TASK INSTRUCTIONS: From the passage below on refactoring validation checks, quote the portion that runs from "Then you don't" up to and including "doing unnecessary checks.".

EXCERPT TO READ:
You could replace this with

if (parametersValid($message, $subject, $messageID)) {

and define

function parametersValid($message, $subject, $messageID) {
    $validationHelper = new validation();

    if (!empty($message) && !$validationHelper->validateMessageTextLength($message))) {
        return false;
    }

    if (!empty($subject) && !$validationHelper->validateMessageSubjectTextLength($subject)) {
        return false;
    }

    if ($messageId && !$validationHelper->validateMessageId($messageId)) {
        return false; 
    }

    return true;
}

Then you don't need $validMessage, and you don't need to keep checking it. This function returns as soon as it knows the result is false rather than keep doing unnecessary checks.

I wrote out $validationHelper, as I find it more readable that way.

Added more whitespace for the same reason.

We could unify the last if and the final return, but I find it more readable when separate in this case.

INFORMATION SHOWN:

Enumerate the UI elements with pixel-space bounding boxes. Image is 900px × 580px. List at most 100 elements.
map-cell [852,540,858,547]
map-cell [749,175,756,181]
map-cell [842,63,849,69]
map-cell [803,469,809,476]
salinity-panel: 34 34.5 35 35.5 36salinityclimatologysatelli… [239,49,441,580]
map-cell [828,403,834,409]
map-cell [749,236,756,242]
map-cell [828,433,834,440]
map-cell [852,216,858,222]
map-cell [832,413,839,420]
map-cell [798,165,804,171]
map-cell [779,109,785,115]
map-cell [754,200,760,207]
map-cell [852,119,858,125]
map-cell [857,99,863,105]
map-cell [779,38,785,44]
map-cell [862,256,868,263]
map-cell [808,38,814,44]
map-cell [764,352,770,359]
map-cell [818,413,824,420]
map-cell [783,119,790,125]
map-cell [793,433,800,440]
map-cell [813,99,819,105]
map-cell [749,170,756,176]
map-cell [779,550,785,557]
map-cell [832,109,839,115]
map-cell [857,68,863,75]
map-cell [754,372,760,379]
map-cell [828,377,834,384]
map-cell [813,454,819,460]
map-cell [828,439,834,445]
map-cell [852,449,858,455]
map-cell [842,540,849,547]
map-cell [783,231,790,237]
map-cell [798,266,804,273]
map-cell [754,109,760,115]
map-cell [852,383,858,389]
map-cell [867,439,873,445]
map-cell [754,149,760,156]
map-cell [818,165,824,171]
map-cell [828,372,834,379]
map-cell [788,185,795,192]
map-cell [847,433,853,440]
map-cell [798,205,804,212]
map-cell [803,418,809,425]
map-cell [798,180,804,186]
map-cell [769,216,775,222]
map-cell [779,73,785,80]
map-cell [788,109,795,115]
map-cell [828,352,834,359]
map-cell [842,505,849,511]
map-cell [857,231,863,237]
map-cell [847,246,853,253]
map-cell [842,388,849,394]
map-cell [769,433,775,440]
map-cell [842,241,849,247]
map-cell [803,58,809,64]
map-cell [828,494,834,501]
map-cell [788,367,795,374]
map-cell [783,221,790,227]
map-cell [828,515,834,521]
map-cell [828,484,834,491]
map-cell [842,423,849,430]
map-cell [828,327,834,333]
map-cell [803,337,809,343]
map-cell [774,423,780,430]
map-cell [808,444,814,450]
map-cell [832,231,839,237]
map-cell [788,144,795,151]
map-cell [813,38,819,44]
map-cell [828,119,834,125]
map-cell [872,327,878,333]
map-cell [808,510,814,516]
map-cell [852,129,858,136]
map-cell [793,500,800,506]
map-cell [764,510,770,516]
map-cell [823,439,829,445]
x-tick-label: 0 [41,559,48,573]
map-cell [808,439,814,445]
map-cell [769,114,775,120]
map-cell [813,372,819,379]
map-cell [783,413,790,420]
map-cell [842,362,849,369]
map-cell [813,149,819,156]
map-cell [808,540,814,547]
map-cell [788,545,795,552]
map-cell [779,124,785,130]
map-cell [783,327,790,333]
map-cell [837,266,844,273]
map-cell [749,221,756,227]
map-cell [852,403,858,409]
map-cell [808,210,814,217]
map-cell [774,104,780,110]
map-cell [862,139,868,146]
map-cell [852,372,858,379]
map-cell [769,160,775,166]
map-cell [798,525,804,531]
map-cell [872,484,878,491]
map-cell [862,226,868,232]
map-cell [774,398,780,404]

THE COMPLETED TASK:
Then you don't need $validMessage, and you don't need to keep checking it. This function returns as soon as it knows the result is false rather than keep doing unnecessary checks.